- _RECORD SET_
::::::::::

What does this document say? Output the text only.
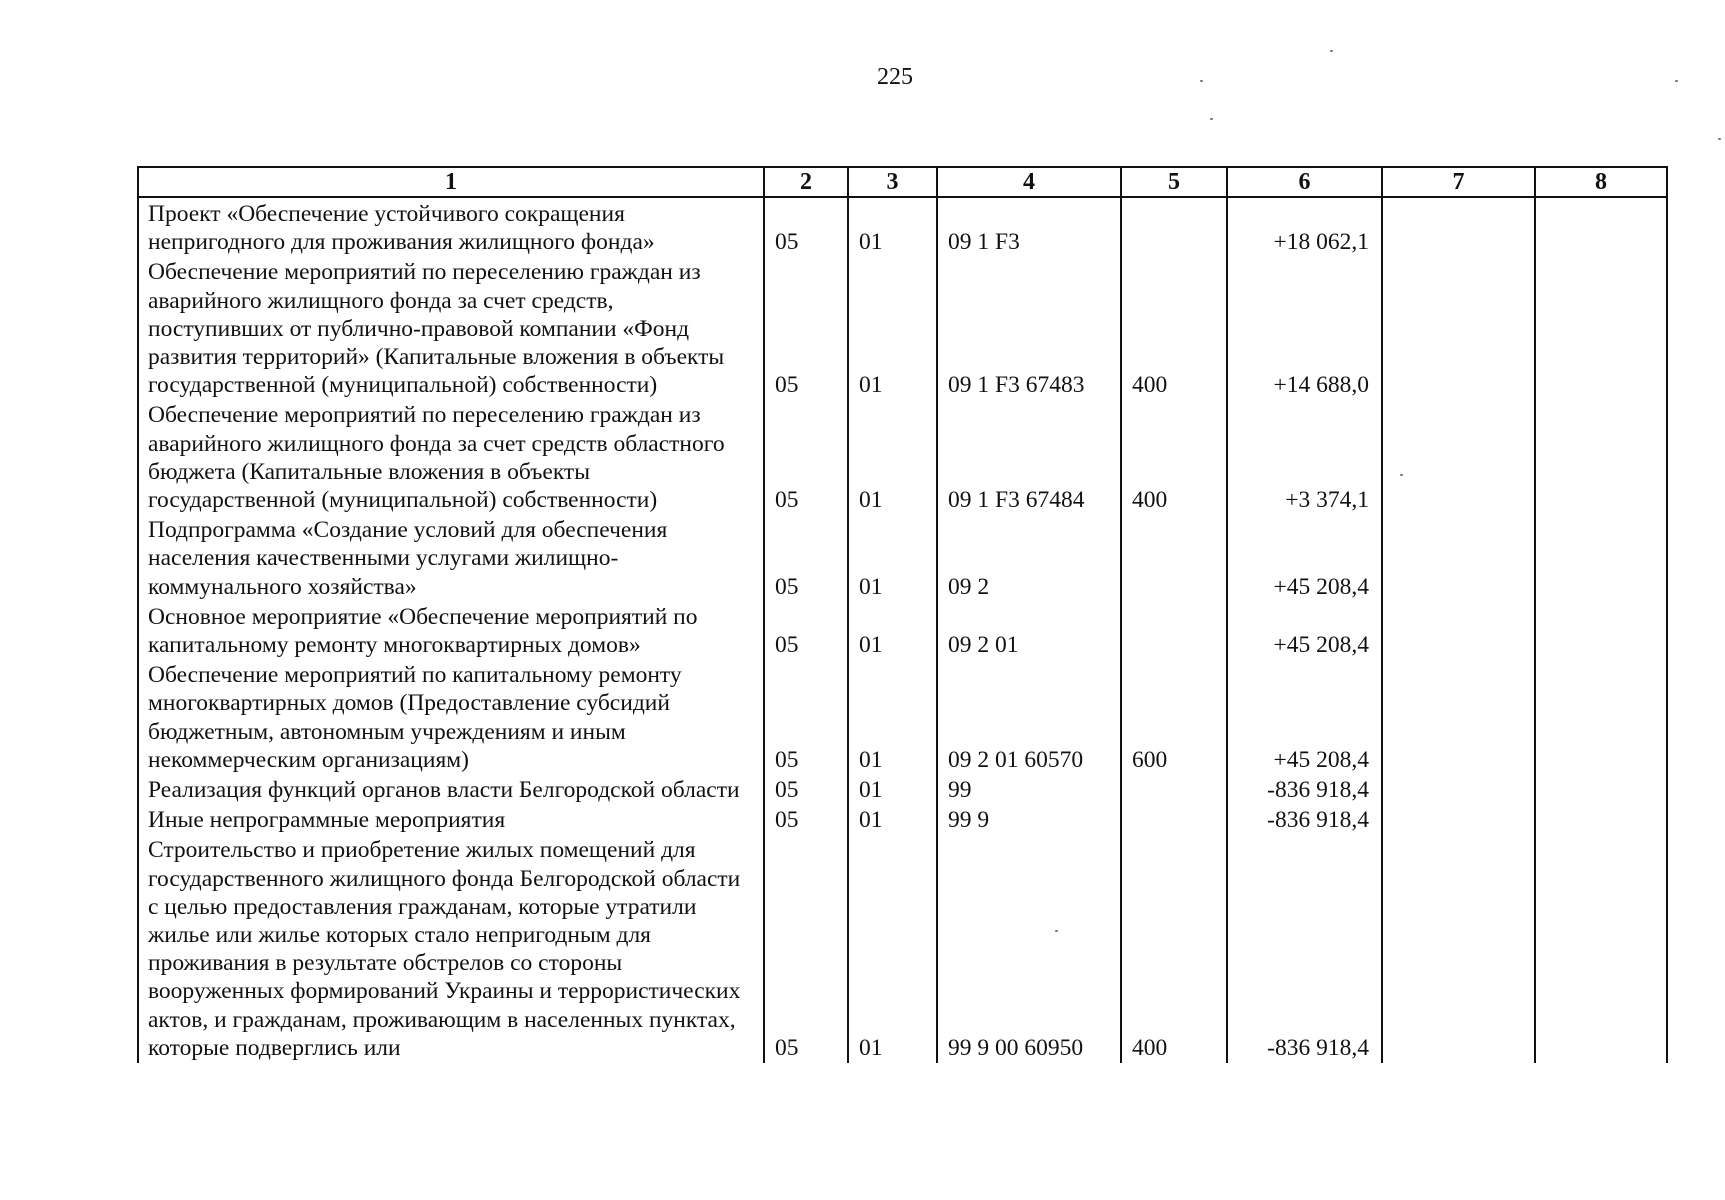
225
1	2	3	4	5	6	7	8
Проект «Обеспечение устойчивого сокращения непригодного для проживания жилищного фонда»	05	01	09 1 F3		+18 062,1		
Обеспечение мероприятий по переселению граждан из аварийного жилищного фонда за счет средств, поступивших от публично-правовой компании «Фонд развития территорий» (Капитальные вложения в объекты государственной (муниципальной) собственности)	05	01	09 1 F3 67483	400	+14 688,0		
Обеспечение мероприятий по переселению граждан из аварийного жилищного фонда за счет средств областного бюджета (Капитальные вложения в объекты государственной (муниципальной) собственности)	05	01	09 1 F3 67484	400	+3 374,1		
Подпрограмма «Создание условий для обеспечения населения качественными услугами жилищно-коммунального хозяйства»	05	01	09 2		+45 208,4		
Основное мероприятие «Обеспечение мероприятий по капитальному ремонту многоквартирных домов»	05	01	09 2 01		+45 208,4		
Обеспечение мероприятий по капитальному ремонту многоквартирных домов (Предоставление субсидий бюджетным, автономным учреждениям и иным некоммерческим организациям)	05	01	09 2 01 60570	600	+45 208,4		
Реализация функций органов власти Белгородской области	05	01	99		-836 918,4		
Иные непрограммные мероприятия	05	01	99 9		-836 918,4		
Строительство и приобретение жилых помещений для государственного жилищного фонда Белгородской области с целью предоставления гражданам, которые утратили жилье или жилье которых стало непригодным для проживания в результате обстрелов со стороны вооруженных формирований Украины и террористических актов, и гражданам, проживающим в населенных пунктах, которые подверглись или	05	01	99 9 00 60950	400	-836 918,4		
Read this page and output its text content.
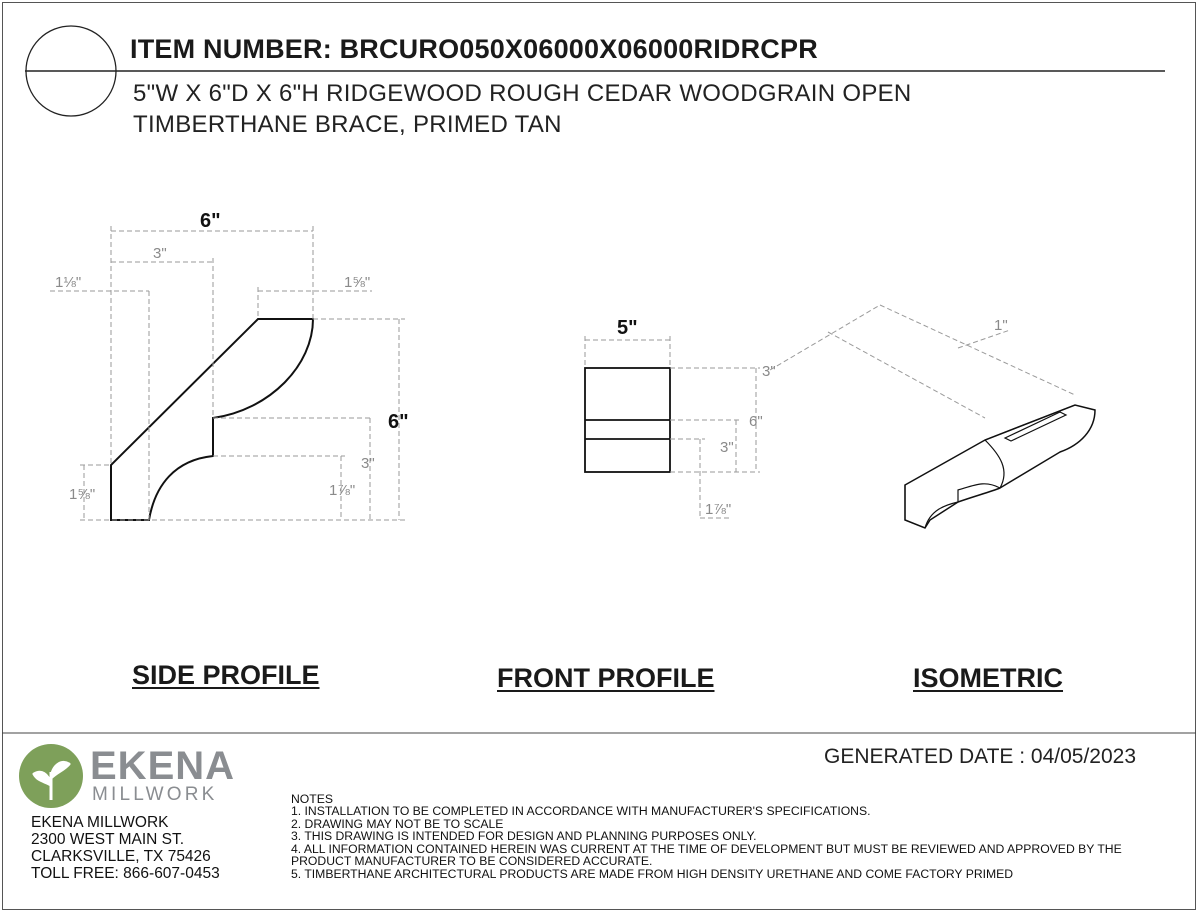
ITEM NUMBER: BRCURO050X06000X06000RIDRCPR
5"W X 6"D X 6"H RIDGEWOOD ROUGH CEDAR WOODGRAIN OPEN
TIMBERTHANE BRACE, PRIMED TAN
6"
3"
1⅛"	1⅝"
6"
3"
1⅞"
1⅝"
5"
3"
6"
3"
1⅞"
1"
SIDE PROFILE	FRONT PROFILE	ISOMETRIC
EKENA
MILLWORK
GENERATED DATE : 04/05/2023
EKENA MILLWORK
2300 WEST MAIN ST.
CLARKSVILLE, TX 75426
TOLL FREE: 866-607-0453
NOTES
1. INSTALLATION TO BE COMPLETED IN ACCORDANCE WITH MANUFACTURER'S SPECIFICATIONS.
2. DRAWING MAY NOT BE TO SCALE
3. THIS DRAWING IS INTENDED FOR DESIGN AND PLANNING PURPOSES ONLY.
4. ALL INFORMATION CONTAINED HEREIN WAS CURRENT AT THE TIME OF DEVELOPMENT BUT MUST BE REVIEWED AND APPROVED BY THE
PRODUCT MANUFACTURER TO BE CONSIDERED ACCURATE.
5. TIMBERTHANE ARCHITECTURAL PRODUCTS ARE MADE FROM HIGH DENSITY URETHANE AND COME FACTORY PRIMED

::::::::::

- _REQUEST_
Write out the listing above exactly as it stands, pictures excluded.

- _ANSWER FOR THIS EXERCISE_
What does this document say? Output the text only.
225
1	2	3	4	5	6	7	8
Проект «Обеспечение устойчивого сокращения непригодного для проживания жилищного фонда»	05	01	09 1 F3		+18 062,1		
Обеспечение мероприятий по переселению граждан из аварийного жилищного фонда за счет средств, поступивших от публично-правовой компании «Фонд развития территорий» (Капитальные вложения в объекты государственной (муниципальной) собственности)	05	01	09 1 F3 67483	400	+14 688,0		
Обеспечение мероприятий по переселению граждан из аварийного жилищного фонда за счет средств областного бюджета (Капитальные вложения в объекты государственной (муниципальной) собственности)	05	01	09 1 F3 67484	400	+3 374,1		
Подпрограмма «Создание условий для обеспечения населения качественными услугами жилищно-коммунального хозяйства»	05	01	09 2		+45 208,4		
Основное мероприятие «Обеспечение мероприятий по капитальному ремонту многоквартирных домов»	05	01	09 2 01		+45 208,4		
Обеспечение мероприятий по капитальному ремонту многоквартирных домов (Предоставление субсидий бюджетным, автономным учреждениям и иным некоммерческим организациям)	05	01	09 2 01 60570	600	+45 208,4		
Реализация функций органов власти Белгородской области	05	01	99		-836 918,4		
Иные непрограммные мероприятия	05	01	99 9		-836 918,4		
Строительство и приобретение жилых помещений для государственного жилищного фонда Белгородской области с целью предоставления гражданам, которые утратили жилье или жилье которых стало непригодным для проживания в результате обстрелов со стороны вооруженных формирований Украины и террористических актов, и гражданам, проживающим в населенных пунктах, которые подверглись или	05	01	99 9 00 60950	400	-836 918,4		
Read this page and output its text content.
ITEM NUMBER: BRCURO050X06000X06000RIDRCPR
5"W X 6"D X 6"H RIDGEWOOD ROUGH CEDAR WOODGRAIN OPEN
TIMBERTHANE BRACE, PRIMED TAN
6"
3"
1⅛"	1⅝"
6"
3"
1⅞"
1⅝"
5"
3"
6"
3"
1⅞"
1"
SIDE PROFILE	FRONT PROFILE	ISOMETRIC
EKENA
MILLWORK
GENERATED DATE : 04/05/2023
EKENA MILLWORK
2300 WEST MAIN ST.
CLARKSVILLE, TX 75426
TOLL FREE: 866-607-0453
NOTES
1. INSTALLATION TO BE COMPLETED IN ACCORDANCE WITH MANUFACTURER'S SPECIFICATIONS.
2. DRAWING MAY NOT BE TO SCALE
3. THIS DRAWING IS INTENDED FOR DESIGN AND PLANNING PURPOSES ONLY.
4. ALL INFORMATION CONTAINED HEREIN WAS CURRENT AT THE TIME OF DEVELOPMENT BUT MUST BE REVIEWED AND APPROVED BY THE
PRODUCT MANUFACTURER TO BE CONSIDERED ACCURATE.
5. TIMBERTHANE ARCHITECTURAL PRODUCTS ARE MADE FROM HIGH DENSITY URETHANE AND COME FACTORY PRIMED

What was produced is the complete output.